(Raw records)
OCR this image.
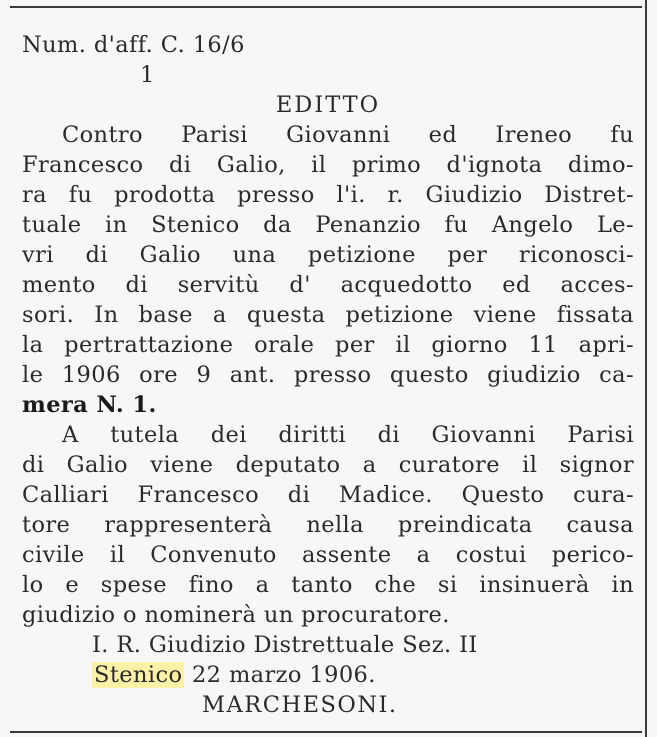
Num. d'aff. C. 16/6
1
EDITTO
Contro Parisi Giovanni ed Ireneo fu
Francesco di Galio, il primo d'ignota dimo-
ra fu prodotta presso l'i. r. Giudizio Distret-
tuale in Stenico da Penanzio fu Angelo Le-
vri di Galio una petizione per riconosci-
mento di servitù d' acquedotto ed acces-
sori. In base a questa petizione viene fissata
la pertrattazione orale per il giorno 11 apri-
le 1906 ore 9 ant. presso questo giudizio ca-
mera N. 1.
A tutela dei diritti di Giovanni Parisi
di Galio viene deputato a curatore il signor
Calliari Francesco di Madice. Questo cura-
tore rappresenterà nella preindicata causa
civile il Convenuto assente a costui perico-
lo e spese fino a tanto che si insinuerà in
giudizio o nominerà un procuratore.
I. R. Giudizio Distrettuale Sez. II
Stenico 22 marzo 1906.
MARCHESONI.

* AIM OF THE TASK: All the records above need to be given again word for word. Skip the pictures.

* FINAL ANSWER:
OCR this image.
Num. d'aff. C. 16/6
1
EDITTO
Contro Parisi Giovanni ed Ireneo fu
Francesco di Galio, il primo d'ignota dimo-
ra fu prodotta presso l'i. r. Giudizio Distret-
tuale in Stenico da Penanzio fu Angelo Le-
vri di Galio una petizione per riconosci-
mento di servitù d' acquedotto ed acces-
sori. In base a questa petizione viene fissata
la pertrattazione orale per il giorno 11 apri-
le 1906 ore 9 ant. presso questo giudizio ca-
mera N. 1.
A tutela dei diritti di Giovanni Parisi
di Galio viene deputato a curatore il signor
Calliari Francesco di Madice. Questo cura-
tore rappresenterà nella preindicata causa
civile il Convenuto assente a costui perico-
lo e spese fino a tanto che si insinuerà in
giudizio o nominerà un procuratore.
I. R. Giudizio Distrettuale Sez. II
Stenico 22 marzo 1906.
MARCHESONI.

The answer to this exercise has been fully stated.